----- Listed entries

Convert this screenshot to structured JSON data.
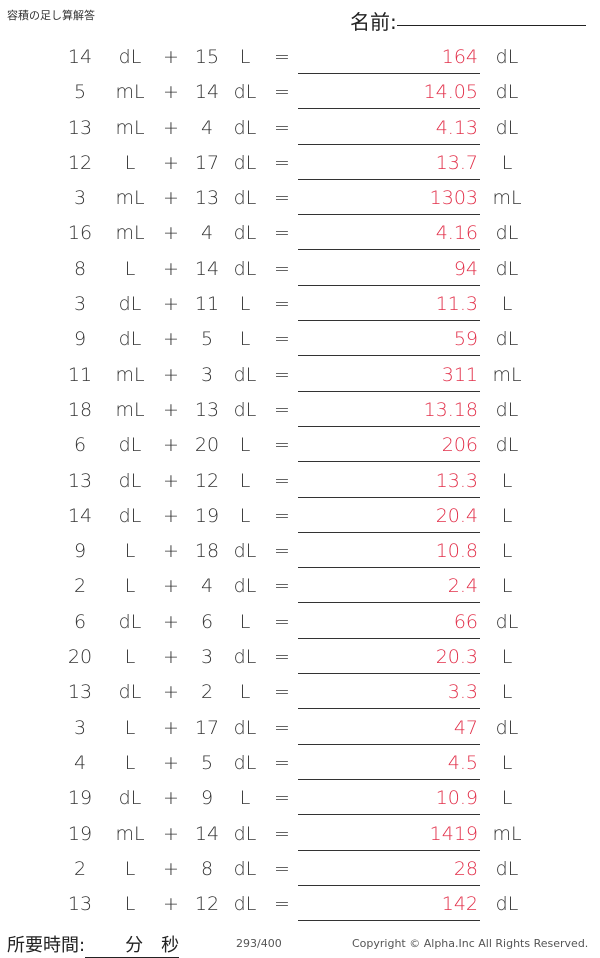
{
  "header": {
    "title": "容積の足し算解答",
    "name_label": "名前:"
  },
  "problems": [
    {
      "a": "14",
      "a_unit": "dL",
      "op": "+",
      "b": "15",
      "b_unit": "L",
      "eq": "=",
      "answer": "164",
      "answer_unit": "dL"
    },
    {
      "a": "5",
      "a_unit": "mL",
      "op": "+",
      "b": "14",
      "b_unit": "dL",
      "eq": "=",
      "answer": "14.05",
      "answer_unit": "dL"
    },
    {
      "a": "13",
      "a_unit": "mL",
      "op": "+",
      "b": "4",
      "b_unit": "dL",
      "eq": "=",
      "answer": "4.13",
      "answer_unit": "dL"
    },
    {
      "a": "12",
      "a_unit": "L",
      "op": "+",
      "b": "17",
      "b_unit": "dL",
      "eq": "=",
      "answer": "13.7",
      "answer_unit": "L"
    },
    {
      "a": "3",
      "a_unit": "mL",
      "op": "+",
      "b": "13",
      "b_unit": "dL",
      "eq": "=",
      "answer": "1303",
      "answer_unit": "mL"
    },
    {
      "a": "16",
      "a_unit": "mL",
      "op": "+",
      "b": "4",
      "b_unit": "dL",
      "eq": "=",
      "answer": "4.16",
      "answer_unit": "dL"
    },
    {
      "a": "8",
      "a_unit": "L",
      "op": "+",
      "b": "14",
      "b_unit": "dL",
      "eq": "=",
      "answer": "94",
      "answer_unit": "dL"
    },
    {
      "a": "3",
      "a_unit": "dL",
      "op": "+",
      "b": "11",
      "b_unit": "L",
      "eq": "=",
      "answer": "11.3",
      "answer_unit": "L"
    },
    {
      "a": "9",
      "a_unit": "dL",
      "op": "+",
      "b": "5",
      "b_unit": "L",
      "eq": "=",
      "answer": "59",
      "answer_unit": "dL"
    },
    {
      "a": "11",
      "a_unit": "mL",
      "op": "+",
      "b": "3",
      "b_unit": "dL",
      "eq": "=",
      "answer": "311",
      "answer_unit": "mL"
    },
    {
      "a": "18",
      "a_unit": "mL",
      "op": "+",
      "b": "13",
      "b_unit": "dL",
      "eq": "=",
      "answer": "13.18",
      "answer_unit": "dL"
    },
    {
      "a": "6",
      "a_unit": "dL",
      "op": "+",
      "b": "20",
      "b_unit": "L",
      "eq": "=",
      "answer": "206",
      "answer_unit": "dL"
    },
    {
      "a": "13",
      "a_unit": "dL",
      "op": "+",
      "b": "12",
      "b_unit": "L",
      "eq": "=",
      "answer": "13.3",
      "answer_unit": "L"
    },
    {
      "a": "14",
      "a_unit": "dL",
      "op": "+",
      "b": "19",
      "b_unit": "L",
      "eq": "=",
      "answer": "20.4",
      "answer_unit": "L"
    },
    {
      "a": "9",
      "a_unit": "L",
      "op": "+",
      "b": "18",
      "b_unit": "dL",
      "eq": "=",
      "answer": "10.8",
      "answer_unit": "L"
    },
    {
      "a": "2",
      "a_unit": "L",
      "op": "+",
      "b": "4",
      "b_unit": "dL",
      "eq": "=",
      "answer": "2.4",
      "answer_unit": "L"
    },
    {
      "a": "6",
      "a_unit": "dL",
      "op": "+",
      "b": "6",
      "b_unit": "L",
      "eq": "=",
      "answer": "66",
      "answer_unit": "dL"
    },
    {
      "a": "20",
      "a_unit": "L",
      "op": "+",
      "b": "3",
      "b_unit": "dL",
      "eq": "=",
      "answer": "20.3",
      "answer_unit": "L"
    },
    {
      "a": "13",
      "a_unit": "dL",
      "op": "+",
      "b": "2",
      "b_unit": "L",
      "eq": "=",
      "answer": "3.3",
      "answer_unit": "L"
    },
    {
      "a": "3",
      "a_unit": "L",
      "op": "+",
      "b": "17",
      "b_unit": "dL",
      "eq": "=",
      "answer": "47",
      "answer_unit": "dL"
    },
    {
      "a": "4",
      "a_unit": "L",
      "op": "+",
      "b": "5",
      "b_unit": "dL",
      "eq": "=",
      "answer": "4.5",
      "answer_unit": "L"
    },
    {
      "a": "19",
      "a_unit": "dL",
      "op": "+",
      "b": "9",
      "b_unit": "L",
      "eq": "=",
      "answer": "10.9",
      "answer_unit": "L"
    },
    {
      "a": "19",
      "a_unit": "mL",
      "op": "+",
      "b": "14",
      "b_unit": "dL",
      "eq": "=",
      "answer": "1419",
      "answer_unit": "mL"
    },
    {
      "a": "2",
      "a_unit": "L",
      "op": "+",
      "b": "8",
      "b_unit": "dL",
      "eq": "=",
      "answer": "28",
      "answer_unit": "dL"
    },
    {
      "a": "13",
      "a_unit": "L",
      "op": "+",
      "b": "12",
      "b_unit": "dL",
      "eq": "=",
      "answer": "142",
      "answer_unit": "dL"
    }
  ],
  "footer": {
    "time_label": "所要時間:",
    "minutes_label": "分",
    "seconds_label": "秒",
    "page": "293/400",
    "copyright": "Copyright © Alpha.Inc All Rights Reserved."
  },
  "colors": {
    "answer": "#e2304a",
    "text": "#333333"
  }
}
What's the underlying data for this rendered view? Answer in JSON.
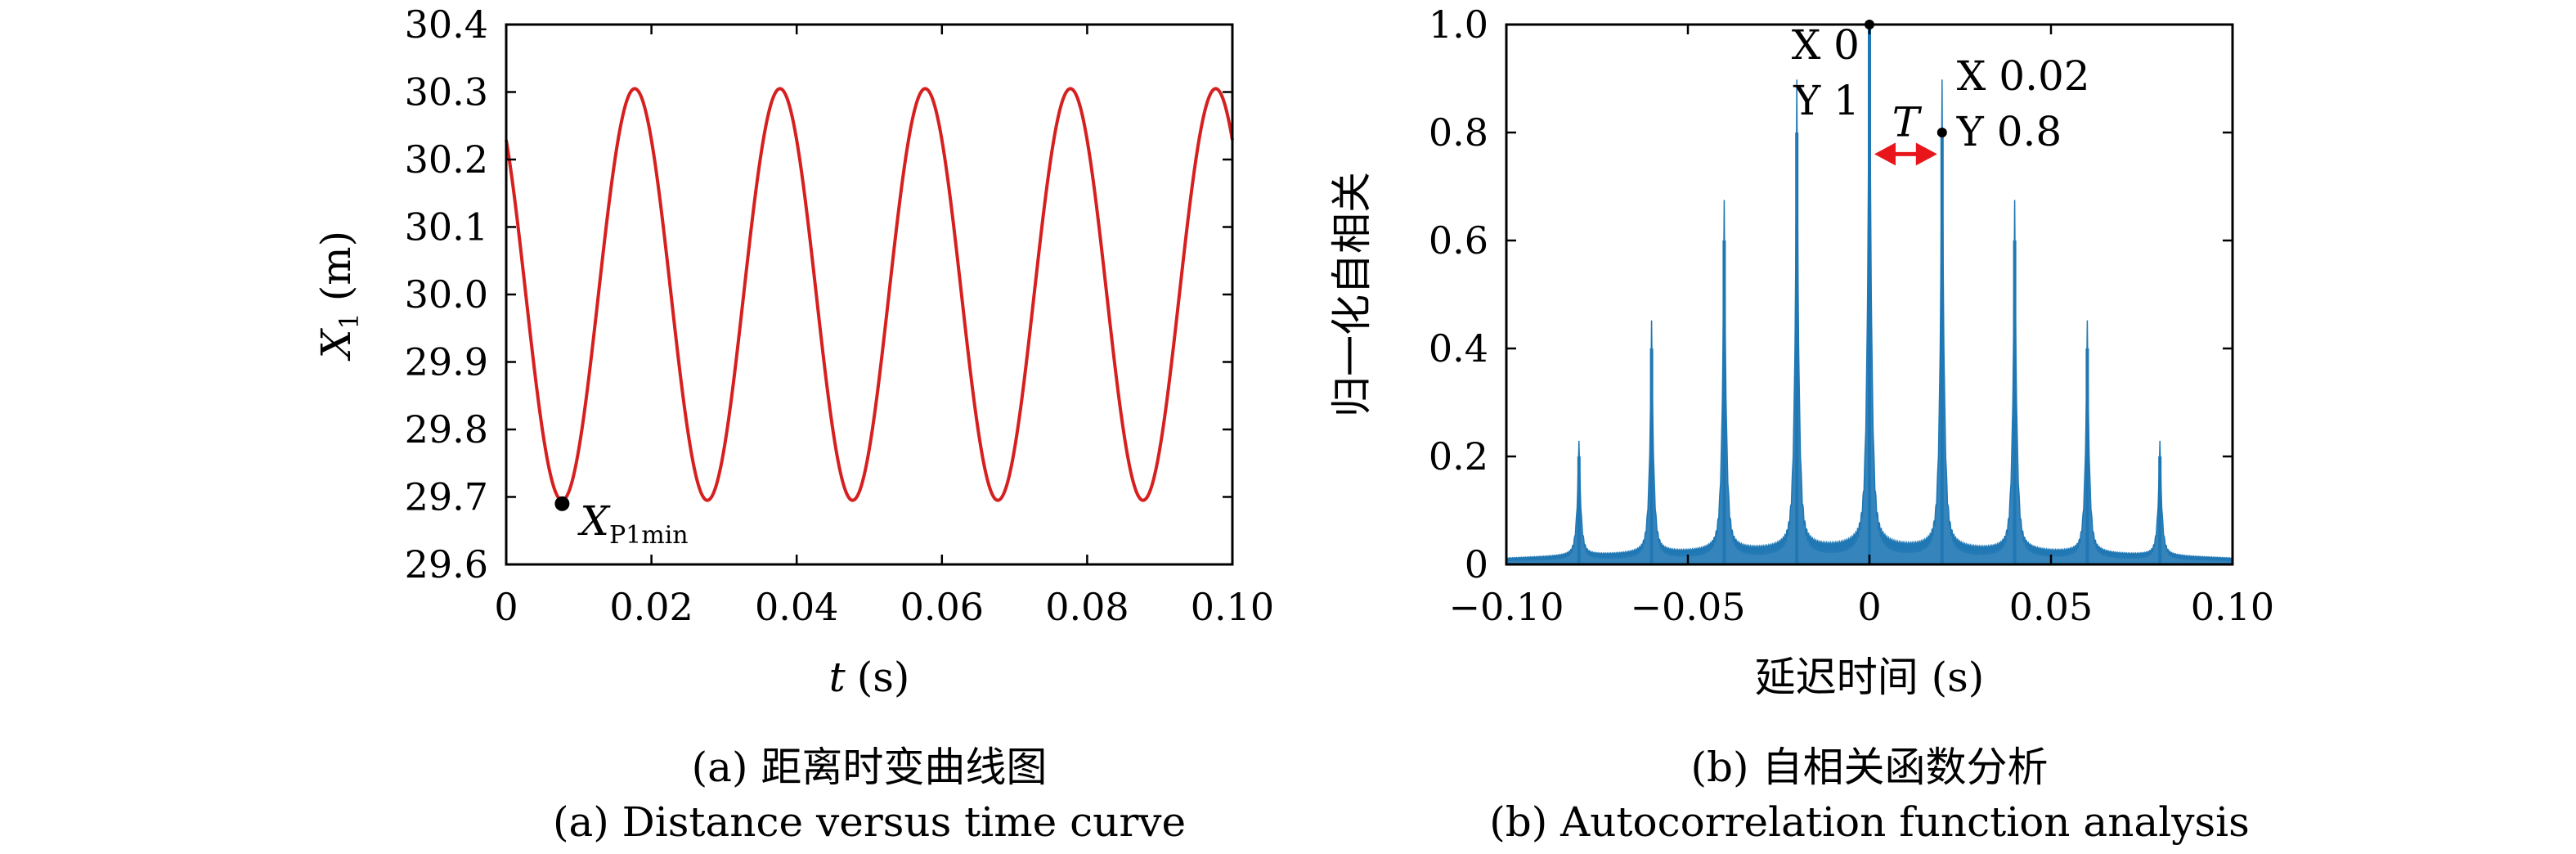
{
  "chart_data": [
    {
      "type": "line",
      "xlabel_var": "t",
      "xlabel_unit": "(s)",
      "ylabel_var": "X",
      "ylabel_sub": "1",
      "ylabel_unit": "(m)",
      "xlim": [
        0,
        0.1
      ],
      "ylim": [
        29.6,
        30.4
      ],
      "xticks": [
        "0",
        "0.02",
        "0.04",
        "0.06",
        "0.08",
        "0.10"
      ],
      "yticks": [
        "29.6",
        "29.7",
        "29.8",
        "29.9",
        "30.0",
        "30.1",
        "30.2",
        "30.3",
        "30.4"
      ],
      "series": [
        {
          "mean": 30.0,
          "amplitude": 0.305,
          "period": 0.02,
          "min_at": 0.0077,
          "color": "#d62020"
        }
      ],
      "annotation": {
        "x": 0.0077,
        "y": 29.69,
        "label_main": "X",
        "label_sub": "P1min"
      },
      "caption_cn": "(a) 距离时变曲线图",
      "caption_en": "(a) Distance versus time curve"
    },
    {
      "type": "line",
      "xlabel": "延迟时间 (s)",
      "ylabel": "归一化自相关",
      "xlim": [
        -0.1,
        0.1
      ],
      "ylim": [
        0,
        1.0
      ],
      "xticks": [
        "−0.10",
        "−0.05",
        "0",
        "0.05",
        "0.10"
      ],
      "yticks": [
        "0",
        "0.2",
        "0.4",
        "0.6",
        "0.8",
        "1.0"
      ],
      "peaks": [
        {
          "x": -0.08,
          "y": 0.2
        },
        {
          "x": -0.06,
          "y": 0.4
        },
        {
          "x": -0.04,
          "y": 0.6
        },
        {
          "x": -0.02,
          "y": 0.8
        },
        {
          "x": 0.0,
          "y": 1.0
        },
        {
          "x": 0.02,
          "y": 0.8
        },
        {
          "x": 0.04,
          "y": 0.6
        },
        {
          "x": 0.06,
          "y": 0.4
        },
        {
          "x": 0.08,
          "y": 0.2
        }
      ],
      "color": "#1f77b4",
      "markers": [
        {
          "x": 0.0,
          "y": 1.0,
          "xtext": "X 0",
          "ytext": "Y 1"
        },
        {
          "x": 0.02,
          "y": 0.8,
          "xtext": "X 0.02",
          "ytext": "Y 0.8"
        }
      ],
      "period_label": "T",
      "arrow_color": "#e8161b",
      "caption_cn": "(b) 自相关函数分析",
      "caption_en": "(b) Autocorrelation function analysis"
    }
  ]
}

----------

[What you should do]
Take the listing above and print it exactly, apart from the pictures.

[Response below]
Convert this screenshot to structured JSON data.
{
  "header": {
    "title": "容積の足し算解答",
    "name_label": "名前:"
  },
  "problems": [
    {
      "a": "14",
      "a_unit": "dL",
      "op": "+",
      "b": "15",
      "b_unit": "L",
      "eq": "=",
      "answer": "164",
      "answer_unit": "dL"
    },
    {
      "a": "5",
      "a_unit": "mL",
      "op": "+",
      "b": "14",
      "b_unit": "dL",
      "eq": "=",
      "answer": "14.05",
      "answer_unit": "dL"
    },
    {
      "a": "13",
      "a_unit": "mL",
      "op": "+",
      "b": "4",
      "b_unit": "dL",
      "eq": "=",
      "answer": "4.13",
      "answer_unit": "dL"
    },
    {
      "a": "12",
      "a_unit": "L",
      "op": "+",
      "b": "17",
      "b_unit": "dL",
      "eq": "=",
      "answer": "13.7",
      "answer_unit": "L"
    },
    {
      "a": "3",
      "a_unit": "mL",
      "op": "+",
      "b": "13",
      "b_unit": "dL",
      "eq": "=",
      "answer": "1303",
      "answer_unit": "mL"
    },
    {
      "a": "16",
      "a_unit": "mL",
      "op": "+",
      "b": "4",
      "b_unit": "dL",
      "eq": "=",
      "answer": "4.16",
      "answer_unit": "dL"
    },
    {
      "a": "8",
      "a_unit": "L",
      "op": "+",
      "b": "14",
      "b_unit": "dL",
      "eq": "=",
      "answer": "94",
      "answer_unit": "dL"
    },
    {
      "a": "3",
      "a_unit": "dL",
      "op": "+",
      "b": "11",
      "b_unit": "L",
      "eq": "=",
      "answer": "11.3",
      "answer_unit": "L"
    },
    {
      "a": "9",
      "a_unit": "dL",
      "op": "+",
      "b": "5",
      "b_unit": "L",
      "eq": "=",
      "answer": "59",
      "answer_unit": "dL"
    },
    {
      "a": "11",
      "a_unit": "mL",
      "op": "+",
      "b": "3",
      "b_unit": "dL",
      "eq": "=",
      "answer": "311",
      "answer_unit": "mL"
    },
    {
      "a": "18",
      "a_unit": "mL",
      "op": "+",
      "b": "13",
      "b_unit": "dL",
      "eq": "=",
      "answer": "13.18",
      "answer_unit": "dL"
    },
    {
      "a": "6",
      "a_unit": "dL",
      "op": "+",
      "b": "20",
      "b_unit": "L",
      "eq": "=",
      "answer": "206",
      "answer_unit": "dL"
    },
    {
      "a": "13",
      "a_unit": "dL",
      "op": "+",
      "b": "12",
      "b_unit": "L",
      "eq": "=",
      "answer": "13.3",
      "answer_unit": "L"
    },
    {
      "a": "14",
      "a_unit": "dL",
      "op": "+",
      "b": "19",
      "b_unit": "L",
      "eq": "=",
      "answer": "20.4",
      "answer_unit": "L"
    },
    {
      "a": "9",
      "a_unit": "L",
      "op": "+",
      "b": "18",
      "b_unit": "dL",
      "eq": "=",
      "answer": "10.8",
      "answer_unit": "L"
    },
    {
      "a": "2",
      "a_unit": "L",
      "op": "+",
      "b": "4",
      "b_unit": "dL",
      "eq": "=",
      "answer": "2.4",
      "answer_unit": "L"
    },
    {
      "a": "6",
      "a_unit": "dL",
      "op": "+",
      "b": "6",
      "b_unit": "L",
      "eq": "=",
      "answer": "66",
      "answer_unit": "dL"
    },
    {
      "a": "20",
      "a_unit": "L",
      "op": "+",
      "b": "3",
      "b_unit": "dL",
      "eq": "=",
      "answer": "20.3",
      "answer_unit": "L"
    },
    {
      "a": "13",
      "a_unit": "dL",
      "op": "+",
      "b": "2",
      "b_unit": "L",
      "eq": "=",
      "answer": "3.3",
      "answer_unit": "L"
    },
    {
      "a": "3",
      "a_unit": "L",
      "op": "+",
      "b": "17",
      "b_unit": "dL",
      "eq": "=",
      "answer": "47",
      "answer_unit": "dL"
    },
    {
      "a": "4",
      "a_unit": "L",
      "op": "+",
      "b": "5",
      "b_unit": "dL",
      "eq": "=",
      "answer": "4.5",
      "answer_unit": "L"
    },
    {
      "a": "19",
      "a_unit": "dL",
      "op": "+",
      "b": "9",
      "b_unit": "L",
      "eq": "=",
      "answer": "10.9",
      "answer_unit": "L"
    },
    {
      "a": "19",
      "a_unit": "mL",
      "op": "+",
      "b": "14",
      "b_unit": "dL",
      "eq": "=",
      "answer": "1419",
      "answer_unit": "mL"
    },
    {
      "a": "2",
      "a_unit": "L",
      "op": "+",
      "b": "8",
      "b_unit": "dL",
      "eq": "=",
      "answer": "28",
      "answer_unit": "dL"
    },
    {
      "a": "13",
      "a_unit": "L",
      "op": "+",
      "b": "12",
      "b_unit": "dL",
      "eq": "=",
      "answer": "142",
      "answer_unit": "dL"
    }
  ],
  "footer": {
    "time_label": "所要時間:",
    "minutes_label": "分",
    "seconds_label": "秒",
    "page": "293/400",
    "copyright": "Copyright © Alpha.Inc All Rights Reserved."
  },
  "colors": {
    "answer": "#e2304a",
    "text": "#333333"
  }
}
What's the underlying data for this rendered view? Answer in JSON.
{
  "chart_data": [
    {
      "type": "line",
      "xlabel_var": "t",
      "xlabel_unit": "(s)",
      "ylabel_var": "X",
      "ylabel_sub": "1",
      "ylabel_unit": "(m)",
      "xlim": [
        0,
        0.1
      ],
      "ylim": [
        29.6,
        30.4
      ],
      "xticks": [
        "0",
        "0.02",
        "0.04",
        "0.06",
        "0.08",
        "0.10"
      ],
      "yticks": [
        "29.6",
        "29.7",
        "29.8",
        "29.9",
        "30.0",
        "30.1",
        "30.2",
        "30.3",
        "30.4"
      ],
      "series": [
        {
          "mean": 30.0,
          "amplitude": 0.305,
          "period": 0.02,
          "min_at": 0.0077,
          "color": "#d62020"
        }
      ],
      "annotation": {
        "x": 0.0077,
        "y": 29.69,
        "label_main": "X",
        "label_sub": "P1min"
      },
      "caption_cn": "(a) 距离时变曲线图",
      "caption_en": "(a) Distance versus time curve"
    },
    {
      "type": "line",
      "xlabel": "延迟时间 (s)",
      "ylabel": "归一化自相关",
      "xlim": [
        -0.1,
        0.1
      ],
      "ylim": [
        0,
        1.0
      ],
      "xticks": [
        "−0.10",
        "−0.05",
        "0",
        "0.05",
        "0.10"
      ],
      "yticks": [
        "0",
        "0.2",
        "0.4",
        "0.6",
        "0.8",
        "1.0"
      ],
      "peaks": [
        {
          "x": -0.08,
          "y": 0.2
        },
        {
          "x": -0.06,
          "y": 0.4
        },
        {
          "x": -0.04,
          "y": 0.6
        },
        {
          "x": -0.02,
          "y": 0.8
        },
        {
          "x": 0.0,
          "y": 1.0
        },
        {
          "x": 0.02,
          "y": 0.8
        },
        {
          "x": 0.04,
          "y": 0.6
        },
        {
          "x": 0.06,
          "y": 0.4
        },
        {
          "x": 0.08,
          "y": 0.2
        }
      ],
      "color": "#1f77b4",
      "markers": [
        {
          "x": 0.0,
          "y": 1.0,
          "xtext": "X 0",
          "ytext": "Y 1"
        },
        {
          "x": 0.02,
          "y": 0.8,
          "xtext": "X 0.02",
          "ytext": "Y 0.8"
        }
      ],
      "period_label": "T",
      "arrow_color": "#e8161b",
      "caption_cn": "(b) 自相关函数分析",
      "caption_en": "(b) Autocorrelation function analysis"
    }
  ]
}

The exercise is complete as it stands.